Output as a JSON list of strings each line of the rows from the one containing "spec-title: Contactless Card" through the one containing "1026, 419, 1071]", one string per line, leaving out blank lines.
# START OF DATA SECTION
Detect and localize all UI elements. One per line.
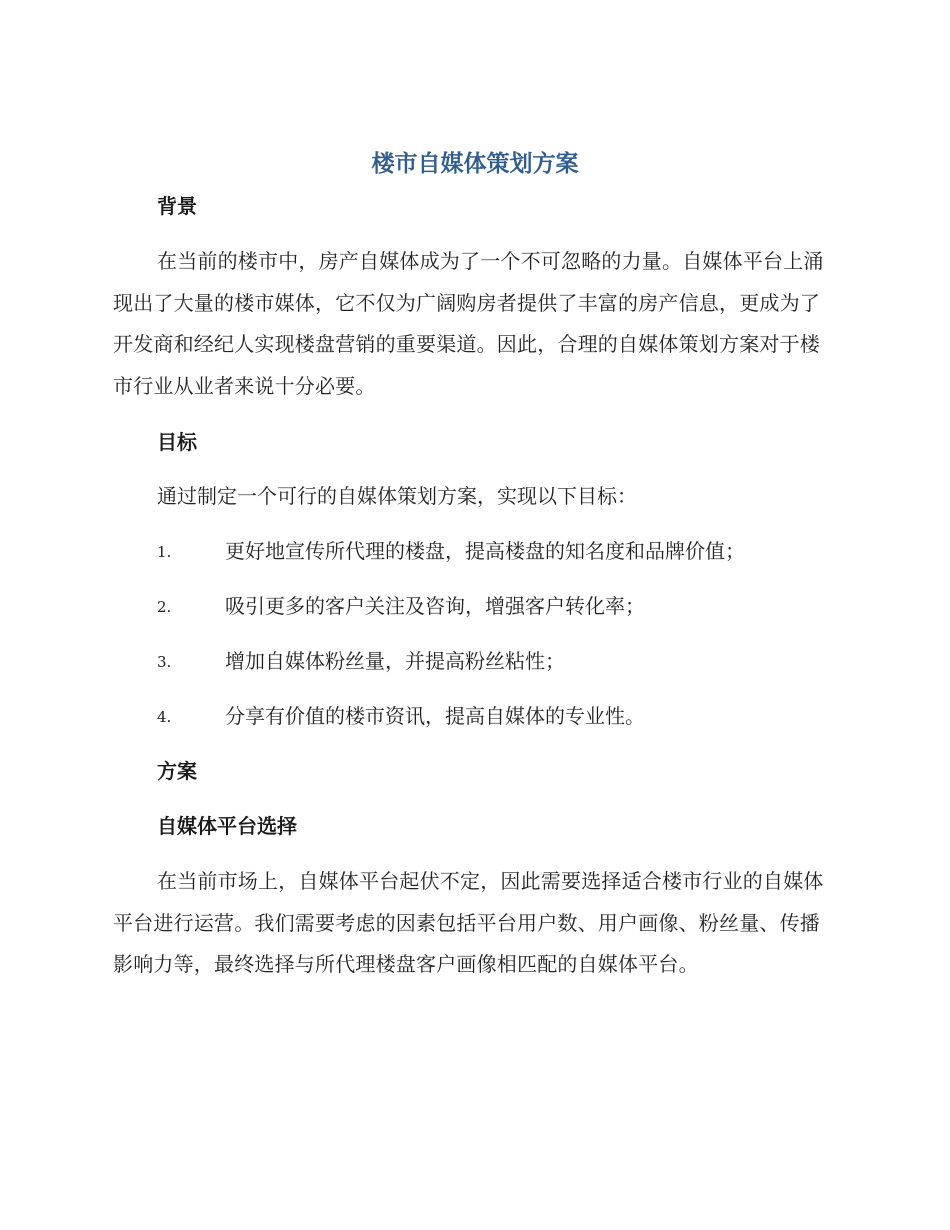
list-item: [157, 701, 837, 731]
list-number: 4.: [157, 708, 172, 726]
list-text: 吸引更多的客户关注及咨询，增强客户转化率；: [225, 594, 645, 618]
list-item: [157, 591, 837, 621]
list-item: [157, 646, 837, 676]
list-text: 更好地宣传所代理的楼盘，提高楼盘的知名度和品牌价值；: [225, 539, 745, 563]
document-title: 楼市自媒体策划方案: [371, 151, 579, 177]
heading-background: 背景: [157, 194, 197, 218]
list-item: [157, 536, 837, 566]
heading-goals: 目标: [157, 430, 197, 454]
list-number: 3.: [157, 653, 172, 671]
list-number: 1.: [157, 543, 172, 561]
subheading-platform-selection: 自媒体平台选择: [157, 814, 297, 838]
list-text: 分享有价值的楼市资讯，提高自媒体的专业性。: [225, 704, 645, 728]
list-text: 增加自媒体粉丝量，并提高粉丝粘性；: [225, 649, 565, 673]
goals-intro: 通过制定一个可行的自媒体策划方案，实现以下目标：: [157, 484, 637, 508]
paragraph-platform-selection: 在当前市场上，自媒体平台起伏不定，因此需要选择适合楼市行业的自媒体平台进行运营。我们需要考虑的因素包括平台用户数、用户画像、粉丝量、传播影响力等，最终选择与所代理楼盘客户画像相匹配的自媒体平台。: [113, 869, 824, 976]
list-number: 2.: [157, 598, 172, 616]
paragraph-background: 在当前的楼市中，房产自媒体成为了一个不可忽略的力量。自媒体平台上涌现出了大量的楼市媒体，它不仅为广阔购房者提供了丰富的房产信息，更成为了开发商和经纪人实现楼盘营销的重要渠道。因此，合理的自媒体策划方案对于楼市行业从业者来说十分必要。: [113, 249, 824, 398]
heading-plan: 方案: [157, 759, 197, 783]
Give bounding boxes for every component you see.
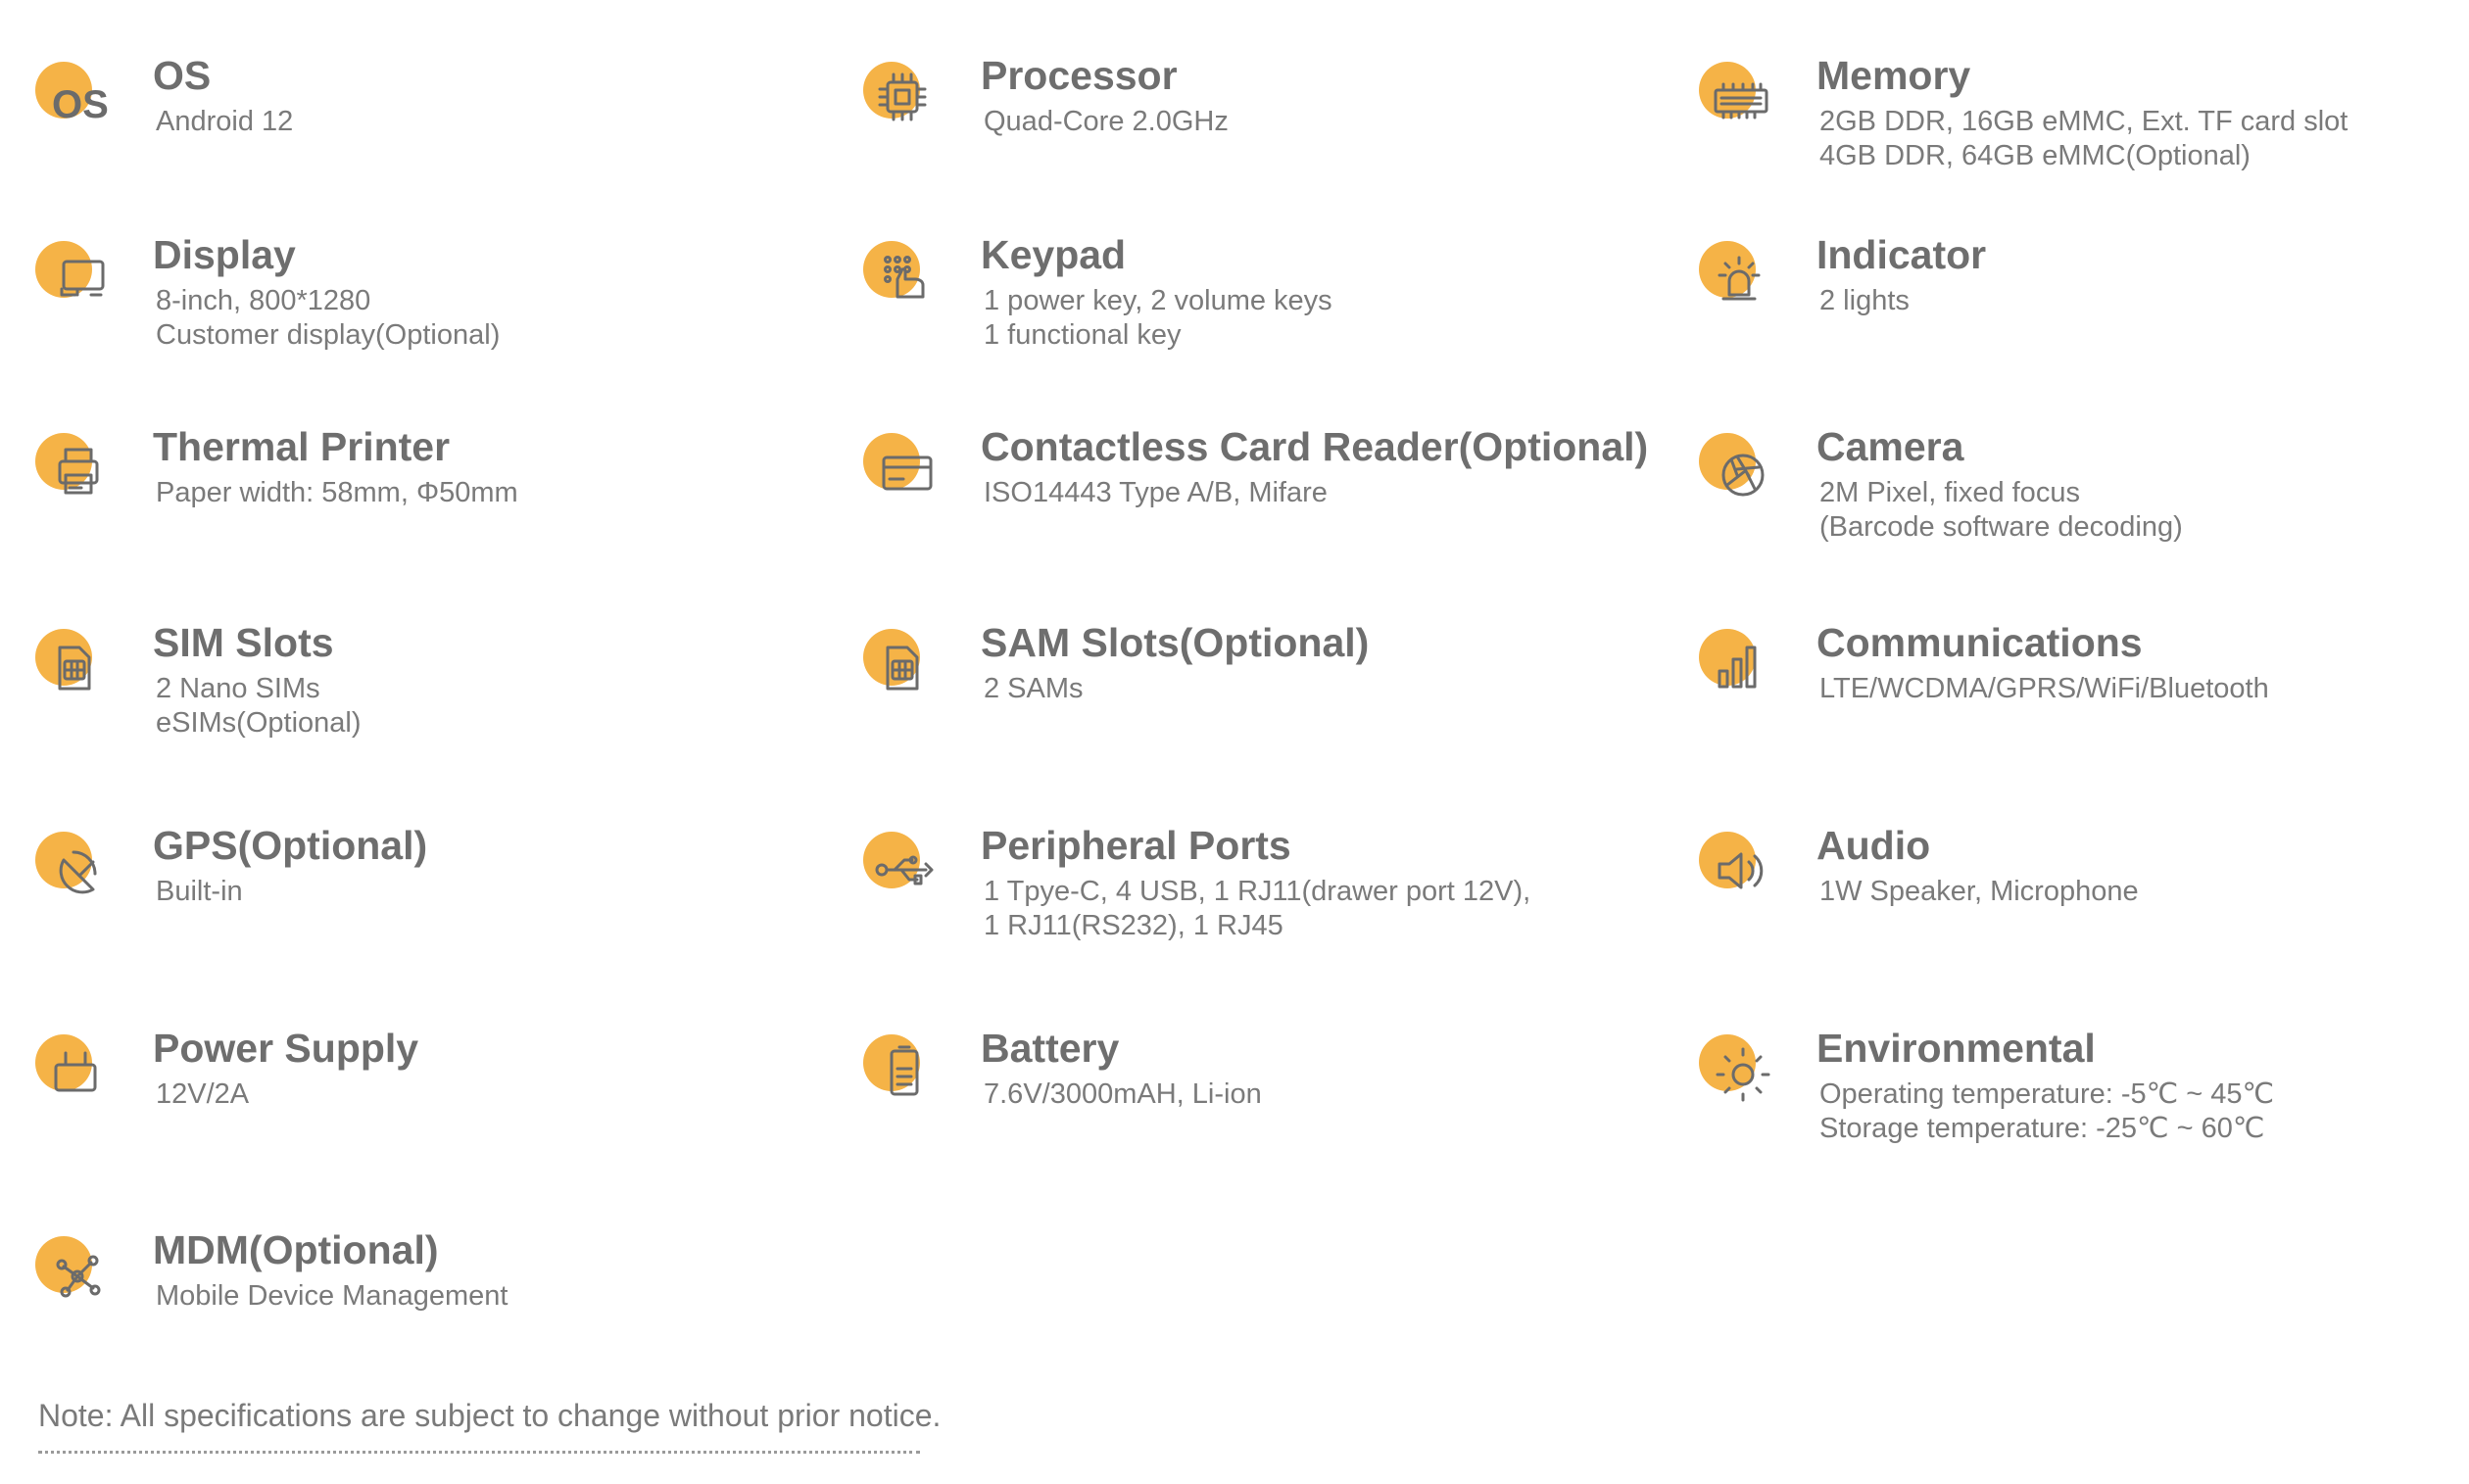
spec-title: Contactless Card Reader(Optional)	[981, 424, 1649, 469]
footnote-dotted-divider	[38, 1451, 920, 1454]
spec-detail-line: 7.6V/3000mAH, Li-ion	[984, 1078, 1262, 1110]
spec-title: SAM Slots(Optional)	[981, 620, 1370, 665]
spec-detail-line: Customer display(Optional)	[156, 319, 501, 351]
spec-detail-line: 4GB DDR, 64GB eMMC(Optional)	[1819, 140, 2251, 171]
spec-detail-line: eSIMs(Optional)	[156, 707, 362, 739]
spec-details	[984, 105, 1229, 139]
spec-detail-line: Mobile Device Management	[156, 1280, 508, 1312]
spec-title: Keypad	[981, 232, 1127, 277]
spec-detail-line: ISO14443 Type A/B, Mifare	[984, 477, 1328, 508]
spec-title: Power Supply	[153, 1026, 419, 1071]
spec-title: Peripheral Ports	[981, 823, 1291, 868]
camera-aperture-icon	[1698, 432, 1780, 514]
spec-detail-line: 1 functional key	[984, 319, 1182, 351]
spec-details	[984, 284, 1332, 353]
spec-detail-line: 1W Speaker, Microphone	[1819, 876, 2139, 907]
spec-detail-line: 2M Pixel, fixed focus	[1819, 477, 2080, 508]
sim-card-icon	[34, 628, 117, 710]
spec-detail-line: 2 SAMs	[984, 673, 1084, 704]
spec-title: MDM(Optional)	[153, 1227, 439, 1272]
mdm-network-icon	[34, 1235, 117, 1317]
printer-icon	[34, 432, 117, 514]
spec-details	[984, 672, 1084, 706]
spec-detail-line: 8-inch, 800*1280	[156, 285, 371, 316]
svg-text:OS: OS	[52, 83, 109, 126]
spec-title: Communications	[1816, 620, 2143, 665]
spec-detail-line: 12V/2A	[156, 1078, 250, 1110]
spec-details	[1819, 284, 1910, 318]
spec-details	[1819, 1077, 2274, 1146]
spec-detail-line: Operating temperature: -5℃ ~ 45℃	[1819, 1078, 2275, 1110]
battery-icon	[862, 1033, 944, 1116]
processor-chip-icon	[862, 61, 944, 143]
spec-details	[984, 476, 1328, 510]
spec-details	[156, 1279, 508, 1314]
spec-title: Thermal Printer	[153, 424, 451, 469]
spec-detail-line: Android 12	[156, 106, 294, 137]
signal-bars-icon	[1698, 628, 1780, 710]
spec-title: OS	[153, 53, 212, 98]
spec-detail-line: 2GB DDR, 16GB eMMC, Ext. TF card slot	[1819, 106, 2348, 137]
spec-details	[1819, 875, 2139, 909]
spec-title: Audio	[1816, 823, 1931, 868]
spec-title: Environmental	[1816, 1026, 2096, 1071]
sun-icon	[1698, 1033, 1780, 1116]
power-plug-icon	[34, 1033, 117, 1116]
usb-icon	[862, 831, 944, 913]
spec-detail-line: 1 RJ11(RS232), 1 RJ45	[984, 910, 1283, 941]
spec-details	[156, 875, 243, 909]
keypad-hand-icon	[862, 240, 944, 322]
spec-detail-line: 1 Tpye-C, 4 USB, 1 RJ11(drawer port 12V),	[984, 876, 1531, 907]
footnote: Note: All specifications are subject to change without prior notice.	[38, 1398, 942, 1433]
spec-detail-line: Built-in	[156, 876, 243, 907]
spec-title: Indicator	[1816, 232, 1987, 277]
spec-title: SIM Slots	[153, 620, 334, 665]
spec-details	[1819, 476, 2183, 545]
spec-details	[156, 105, 293, 139]
spec-details	[1819, 105, 2348, 173]
spec-details	[984, 875, 1530, 943]
spec-title: Camera	[1816, 424, 1964, 469]
spec-detail-line: Paper width: 58mm, Φ50mm	[156, 477, 518, 508]
display-monitor-icon	[34, 240, 117, 322]
spec-details	[156, 284, 500, 353]
spec-detail-line: 1 power key, 2 volume keys	[984, 285, 1332, 316]
spec-detail-line: (Barcode software decoding)	[1819, 511, 2183, 543]
spec-detail-line: Quad-Core 2.0GHz	[984, 106, 1229, 137]
spec-title: Display	[153, 232, 296, 277]
spec-detail-line: 2 Nano SIMs	[156, 673, 320, 704]
gps-satellite-icon	[34, 831, 117, 913]
spec-title: Memory	[1816, 53, 1971, 98]
spec-details	[156, 1077, 249, 1112]
card-reader-icon	[862, 432, 944, 514]
spec-title: GPS(Optional)	[153, 823, 428, 868]
speaker-icon	[1698, 831, 1780, 913]
sam-card-icon	[862, 628, 944, 710]
spec-detail-line: Storage temperature: -25℃ ~ 60℃	[1819, 1113, 2265, 1144]
spec-detail-line: LTE/WCDMA/GPRS/WiFi/Bluetooth	[1819, 673, 2269, 704]
spec-title: Battery	[981, 1026, 1120, 1071]
spec-details	[156, 672, 362, 741]
spec-title: Processor	[981, 53, 1178, 98]
spec-details	[156, 476, 518, 510]
spec-details	[984, 1077, 1262, 1112]
spec-detail-line: 2 lights	[1819, 285, 1910, 316]
spec-details	[1819, 672, 2269, 706]
memory-module-icon	[1698, 61, 1780, 143]
indicator-light-icon	[1698, 240, 1780, 322]
os-icon	[34, 61, 117, 143]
# END OF DATA SECTION
### CORRECT ANSWER
[
  "spec-title: Contactless Card Reader(Optional)\t[981, 424, 1649, 469]",
  "footnote-dotted-divider\t[38, 1451, 920, 1454]",
  "spec-detail-line: 7.6V/3000mAH, Li-ion\t[984, 1078, 1262, 1110]",
  "spec-title: SAM Slots(Optional)\t[981, 620, 1370, 665]",
  "spec-detail-line: Customer display(Optional)\t[156, 319, 501, 351]",
  "spec-detail-line: 4GB DDR, 64GB eMMC(Optional)\t[1819, 140, 2251, 171]",
  "spec-detail-line: eSIMs(Optional)\t[156, 707, 362, 739]",
  "spec-details\t[984, 105, 1229, 139]",
  "spec-detail-line: Mobile Device Management\t[156, 1280, 508, 1312]",
  "spec-title: Keypad\t[981, 232, 1127, 277]",
  "spec-detail-line: ISO14443 Type A/B, Mifare\t[984, 477, 1328, 508]",
  "spec-title: Power Supply\t[153, 1026, 419, 1071]"
]